> _OBJECTIVE_: Determine how many lines contain the string "Extract", then reply with that figure only.

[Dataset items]
┌──

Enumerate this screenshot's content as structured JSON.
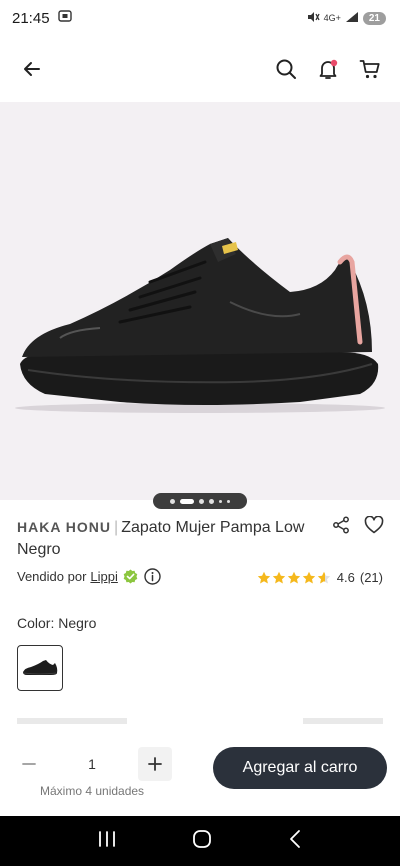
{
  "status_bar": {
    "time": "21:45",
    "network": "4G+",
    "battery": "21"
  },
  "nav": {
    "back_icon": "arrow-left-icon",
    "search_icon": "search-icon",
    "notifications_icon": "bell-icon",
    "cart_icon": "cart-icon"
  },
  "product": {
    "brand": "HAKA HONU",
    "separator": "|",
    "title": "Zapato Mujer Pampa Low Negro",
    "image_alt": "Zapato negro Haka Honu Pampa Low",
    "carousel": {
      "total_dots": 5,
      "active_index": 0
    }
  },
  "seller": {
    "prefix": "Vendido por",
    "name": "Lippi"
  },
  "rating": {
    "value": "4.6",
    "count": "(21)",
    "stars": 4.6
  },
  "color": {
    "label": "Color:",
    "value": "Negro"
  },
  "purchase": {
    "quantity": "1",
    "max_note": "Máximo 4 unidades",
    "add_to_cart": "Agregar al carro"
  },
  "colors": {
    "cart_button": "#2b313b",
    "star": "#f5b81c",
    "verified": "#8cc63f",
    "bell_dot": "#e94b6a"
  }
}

└──
┌──

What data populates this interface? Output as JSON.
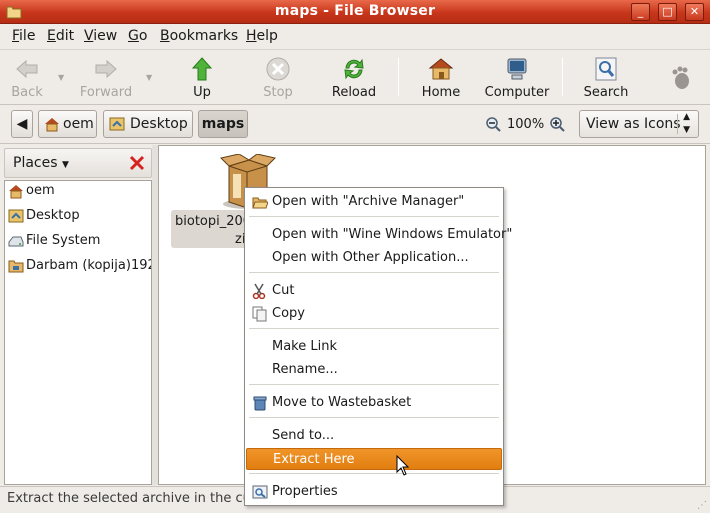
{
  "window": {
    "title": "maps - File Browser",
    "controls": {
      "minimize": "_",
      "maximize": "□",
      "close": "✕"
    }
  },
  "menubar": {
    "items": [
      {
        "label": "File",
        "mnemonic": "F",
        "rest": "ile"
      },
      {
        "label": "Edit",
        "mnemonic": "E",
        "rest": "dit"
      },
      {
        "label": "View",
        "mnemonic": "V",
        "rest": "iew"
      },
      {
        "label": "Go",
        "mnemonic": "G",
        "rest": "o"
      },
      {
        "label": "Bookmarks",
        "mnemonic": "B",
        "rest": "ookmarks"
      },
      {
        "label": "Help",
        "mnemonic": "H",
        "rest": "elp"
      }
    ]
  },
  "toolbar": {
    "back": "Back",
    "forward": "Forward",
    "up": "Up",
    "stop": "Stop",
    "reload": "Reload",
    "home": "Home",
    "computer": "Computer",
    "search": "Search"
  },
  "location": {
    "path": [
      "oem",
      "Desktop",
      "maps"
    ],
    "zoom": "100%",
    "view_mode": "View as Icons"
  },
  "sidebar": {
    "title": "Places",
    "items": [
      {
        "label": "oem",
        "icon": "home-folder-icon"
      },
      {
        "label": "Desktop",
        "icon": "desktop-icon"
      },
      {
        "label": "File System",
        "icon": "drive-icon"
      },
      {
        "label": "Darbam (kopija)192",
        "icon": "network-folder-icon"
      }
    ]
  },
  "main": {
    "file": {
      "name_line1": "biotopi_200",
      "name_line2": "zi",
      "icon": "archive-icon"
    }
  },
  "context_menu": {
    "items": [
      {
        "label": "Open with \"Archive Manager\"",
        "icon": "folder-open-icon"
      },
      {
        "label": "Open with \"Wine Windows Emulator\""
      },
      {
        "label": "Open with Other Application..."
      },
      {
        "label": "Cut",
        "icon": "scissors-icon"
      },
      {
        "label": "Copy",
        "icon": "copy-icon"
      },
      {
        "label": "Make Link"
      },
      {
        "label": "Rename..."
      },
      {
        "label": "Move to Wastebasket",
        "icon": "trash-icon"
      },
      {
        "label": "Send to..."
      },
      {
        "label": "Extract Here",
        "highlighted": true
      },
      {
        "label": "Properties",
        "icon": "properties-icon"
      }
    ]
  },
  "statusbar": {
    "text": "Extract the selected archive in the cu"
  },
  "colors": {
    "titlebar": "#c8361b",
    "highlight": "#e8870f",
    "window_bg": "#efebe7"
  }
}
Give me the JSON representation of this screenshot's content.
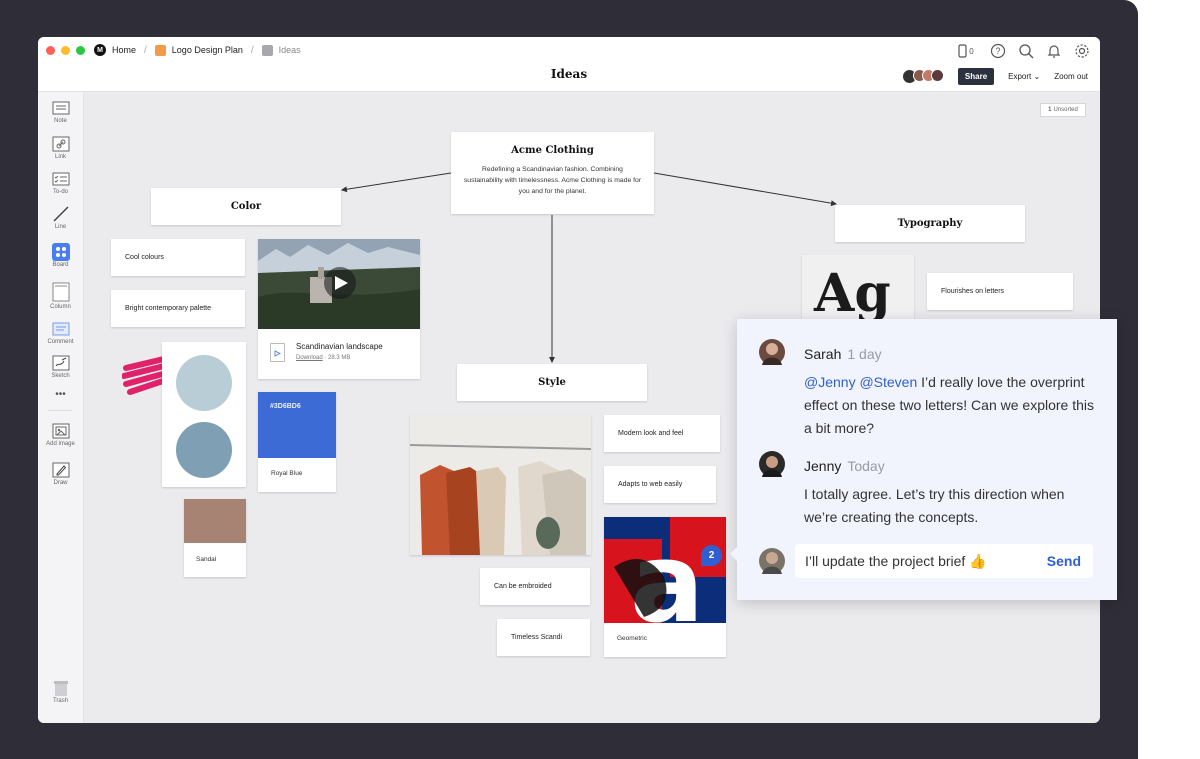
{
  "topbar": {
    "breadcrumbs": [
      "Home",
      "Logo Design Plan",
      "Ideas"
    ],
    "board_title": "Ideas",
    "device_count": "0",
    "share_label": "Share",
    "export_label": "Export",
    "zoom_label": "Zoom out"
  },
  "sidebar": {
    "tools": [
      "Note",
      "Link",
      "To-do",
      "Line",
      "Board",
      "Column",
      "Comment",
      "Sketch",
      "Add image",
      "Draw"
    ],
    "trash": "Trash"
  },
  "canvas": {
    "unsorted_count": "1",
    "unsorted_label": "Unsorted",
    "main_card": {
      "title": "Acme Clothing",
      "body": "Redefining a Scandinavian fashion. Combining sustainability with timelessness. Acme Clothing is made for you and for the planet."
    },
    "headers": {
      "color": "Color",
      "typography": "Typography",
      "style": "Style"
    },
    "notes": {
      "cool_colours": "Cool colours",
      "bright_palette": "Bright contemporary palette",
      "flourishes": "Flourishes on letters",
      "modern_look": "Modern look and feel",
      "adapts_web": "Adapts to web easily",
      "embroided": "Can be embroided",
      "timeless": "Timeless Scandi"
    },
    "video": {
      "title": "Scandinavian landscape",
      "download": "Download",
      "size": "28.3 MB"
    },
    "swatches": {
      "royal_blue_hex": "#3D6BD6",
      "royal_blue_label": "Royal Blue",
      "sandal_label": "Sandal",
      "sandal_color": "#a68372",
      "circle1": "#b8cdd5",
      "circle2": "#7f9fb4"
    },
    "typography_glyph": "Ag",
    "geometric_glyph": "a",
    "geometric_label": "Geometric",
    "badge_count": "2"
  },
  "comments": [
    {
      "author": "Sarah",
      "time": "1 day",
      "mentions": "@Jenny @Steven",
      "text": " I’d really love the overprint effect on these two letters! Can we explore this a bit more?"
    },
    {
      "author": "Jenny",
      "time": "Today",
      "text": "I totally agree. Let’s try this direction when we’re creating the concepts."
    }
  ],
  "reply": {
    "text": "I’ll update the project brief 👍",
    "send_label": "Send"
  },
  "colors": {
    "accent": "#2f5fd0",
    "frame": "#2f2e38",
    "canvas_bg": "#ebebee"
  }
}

└──

> _TASK SOLUTION_: 2